### Aim of the task
Skip the pictures. Copy all the rest of the records down exactly.

----------------

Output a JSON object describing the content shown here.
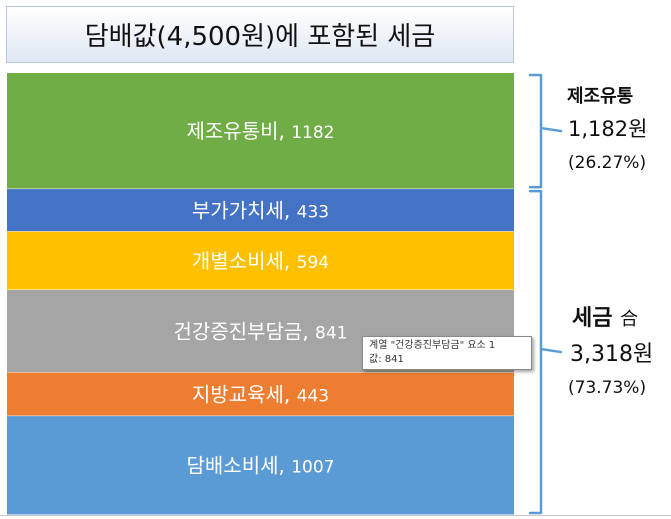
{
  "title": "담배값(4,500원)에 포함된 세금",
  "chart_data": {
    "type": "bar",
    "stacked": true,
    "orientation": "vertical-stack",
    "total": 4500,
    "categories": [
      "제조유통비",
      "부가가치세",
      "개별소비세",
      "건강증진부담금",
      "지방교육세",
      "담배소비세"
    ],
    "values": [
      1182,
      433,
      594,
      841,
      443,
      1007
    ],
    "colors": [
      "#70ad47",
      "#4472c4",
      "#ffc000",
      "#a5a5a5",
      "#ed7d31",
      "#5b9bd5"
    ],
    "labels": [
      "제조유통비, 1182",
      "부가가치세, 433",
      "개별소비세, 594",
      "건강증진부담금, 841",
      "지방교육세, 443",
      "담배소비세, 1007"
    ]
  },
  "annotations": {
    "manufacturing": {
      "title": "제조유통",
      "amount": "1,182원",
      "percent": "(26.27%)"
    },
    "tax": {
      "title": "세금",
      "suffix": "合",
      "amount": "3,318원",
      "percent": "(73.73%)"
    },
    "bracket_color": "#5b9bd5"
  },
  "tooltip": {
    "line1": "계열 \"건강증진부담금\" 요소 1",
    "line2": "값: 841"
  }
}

----------------

### Solution for this exercise
Output a JSON object describing the content shown here.
{
  "title": "담배값(4,500원)에 포함된 세금",
  "chart_data": {
    "type": "bar",
    "stacked": true,
    "orientation": "vertical-stack",
    "total": 4500,
    "categories": [
      "제조유통비",
      "부가가치세",
      "개별소비세",
      "건강증진부담금",
      "지방교육세",
      "담배소비세"
    ],
    "values": [
      1182,
      433,
      594,
      841,
      443,
      1007
    ],
    "colors": [
      "#70ad47",
      "#4472c4",
      "#ffc000",
      "#a5a5a5",
      "#ed7d31",
      "#5b9bd5"
    ],
    "labels": [
      "제조유통비, 1182",
      "부가가치세, 433",
      "개별소비세, 594",
      "건강증진부담금, 841",
      "지방교육세, 443",
      "담배소비세, 1007"
    ]
  },
  "annotations": {
    "manufacturing": {
      "title": "제조유통",
      "amount": "1,182원",
      "percent": "(26.27%)"
    },
    "tax": {
      "title": "세금",
      "suffix": "合",
      "amount": "3,318원",
      "percent": "(73.73%)"
    },
    "bracket_color": "#5b9bd5"
  },
  "tooltip": {
    "line1": "계열 \"건강증진부담금\" 요소 1",
    "line2": "값: 841"
  }
}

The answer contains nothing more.